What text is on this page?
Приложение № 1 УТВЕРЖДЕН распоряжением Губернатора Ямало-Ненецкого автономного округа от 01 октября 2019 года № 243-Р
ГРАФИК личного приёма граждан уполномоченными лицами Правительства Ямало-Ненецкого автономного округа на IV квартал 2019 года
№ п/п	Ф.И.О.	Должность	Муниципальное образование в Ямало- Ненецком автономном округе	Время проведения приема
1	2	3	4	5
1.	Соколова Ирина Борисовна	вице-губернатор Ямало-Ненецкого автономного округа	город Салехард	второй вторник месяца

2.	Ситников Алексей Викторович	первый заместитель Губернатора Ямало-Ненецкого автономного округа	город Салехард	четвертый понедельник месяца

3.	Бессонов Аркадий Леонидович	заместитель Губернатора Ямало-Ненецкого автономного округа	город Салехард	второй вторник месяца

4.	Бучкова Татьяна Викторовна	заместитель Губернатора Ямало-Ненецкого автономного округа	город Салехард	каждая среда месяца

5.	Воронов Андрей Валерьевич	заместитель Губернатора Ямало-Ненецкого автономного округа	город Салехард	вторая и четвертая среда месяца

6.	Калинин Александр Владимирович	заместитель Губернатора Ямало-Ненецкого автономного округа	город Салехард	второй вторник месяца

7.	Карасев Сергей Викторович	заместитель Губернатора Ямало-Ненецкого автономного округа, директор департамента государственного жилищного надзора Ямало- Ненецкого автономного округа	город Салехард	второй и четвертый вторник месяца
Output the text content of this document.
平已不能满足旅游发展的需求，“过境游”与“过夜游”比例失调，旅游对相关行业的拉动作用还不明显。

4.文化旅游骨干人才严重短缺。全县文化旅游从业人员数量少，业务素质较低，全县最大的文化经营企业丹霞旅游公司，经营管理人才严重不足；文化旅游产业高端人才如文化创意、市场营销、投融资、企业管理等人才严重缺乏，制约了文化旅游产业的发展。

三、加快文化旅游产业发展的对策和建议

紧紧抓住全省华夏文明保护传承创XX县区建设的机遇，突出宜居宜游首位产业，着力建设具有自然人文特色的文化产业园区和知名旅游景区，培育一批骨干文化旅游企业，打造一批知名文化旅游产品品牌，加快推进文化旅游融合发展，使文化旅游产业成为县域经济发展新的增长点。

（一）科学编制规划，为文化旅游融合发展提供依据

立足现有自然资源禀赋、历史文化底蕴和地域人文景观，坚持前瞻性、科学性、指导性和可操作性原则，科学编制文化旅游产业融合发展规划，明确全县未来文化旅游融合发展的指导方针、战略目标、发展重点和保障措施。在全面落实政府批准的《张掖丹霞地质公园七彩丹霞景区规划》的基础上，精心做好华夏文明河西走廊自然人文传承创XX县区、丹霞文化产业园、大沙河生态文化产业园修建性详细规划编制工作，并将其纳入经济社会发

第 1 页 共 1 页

◆ Exercise goal
Extract every record. Keep wording exact.

◆ The response
What text is on this page?
Приложение № 1 УТВЕРЖДЕН распоряжением Губернатора Ямало-Ненецкого автономного округа от 01 октября 2019 года № 243-Р
ГРАФИК личного приёма граждан уполномоченными лицами Правительства Ямало-Ненецкого автономного округа на IV квартал 2019 года
№ п/п	Ф.И.О.	Должность	Муниципальное образование в Ямало- Ненецком автономном округе	Время проведения приема
1	2	3	4	5
1.	Соколова Ирина Борисовна	вице-губернатор Ямало-Ненецкого автономного округа	город Салехард	второй вторник месяца

2.	Ситников Алексей Викторович	первый заместитель Губернатора Ямало-Ненецкого автономного округа	город Салехард	четвертый понедельник месяца

3.	Бессонов Аркадий Леонидович	заместитель Губернатора Ямало-Ненецкого автономного округа	город Салехард	второй вторник месяца

4.	Бучкова Татьяна Викторовна	заместитель Губернатора Ямало-Ненецкого автономного округа	город Салехард	каждая среда месяца

5.	Воронов Андрей Валерьевич	заместитель Губернатора Ямало-Ненецкого автономного округа	город Салехард	вторая и четвертая среда месяца

6.	Калинин Александр Владимирович	заместитель Губернатора Ямало-Ненецкого автономного округа	город Салехард	второй вторник месяца

7.	Карасев Сергей Викторович	заместитель Губернатора Ямало-Ненецкого автономного округа, директор департамента государственного жилищного надзора Ямало- Ненецкого автономного округа	город Салехард	второй и четвертый вторник месяца
Output the text content of this document.
平已不能满足旅游发展的需求，“过境游”与“过夜游”比例失调，旅游对相关行业的拉动作用还不明显。

4.文化旅游骨干人才严重短缺。全县文化旅游从业人员数量少，业务素质较低，全县最大的文化经营企业丹霞旅游公司，经营管理人才严重不足；文化旅游产业高端人才如文化创意、市场营销、投融资、企业管理等人才严重缺乏，制约了文化旅游产业的发展。

三、加快文化旅游产业发展的对策和建议

紧紧抓住全省华夏文明保护传承创XX县区建设的机遇，突出宜居宜游首位产业，着力建设具有自然人文特色的文化产业园区和知名旅游景区，培育一批骨干文化旅游企业，打造一批知名文化旅游产品品牌，加快推进文化旅游融合发展，使文化旅游产业成为县域经济发展新的增长点。

（一）科学编制规划，为文化旅游融合发展提供依据

立足现有自然资源禀赋、历史文化底蕴和地域人文景观，坚持前瞻性、科学性、指导性和可操作性原则，科学编制文化旅游产业融合发展规划，明确全县未来文化旅游融合发展的指导方针、战略目标、发展重点和保障措施。在全面落实政府批准的《张掖丹霞地质公园七彩丹霞景区规划》的基础上，精心做好华夏文明河西走廊自然人文传承创XX县区、丹霞文化产业园、大沙河生态文化产业园修建性详细规划编制工作，并将其纳入经济社会发

第 1 页 共 1 页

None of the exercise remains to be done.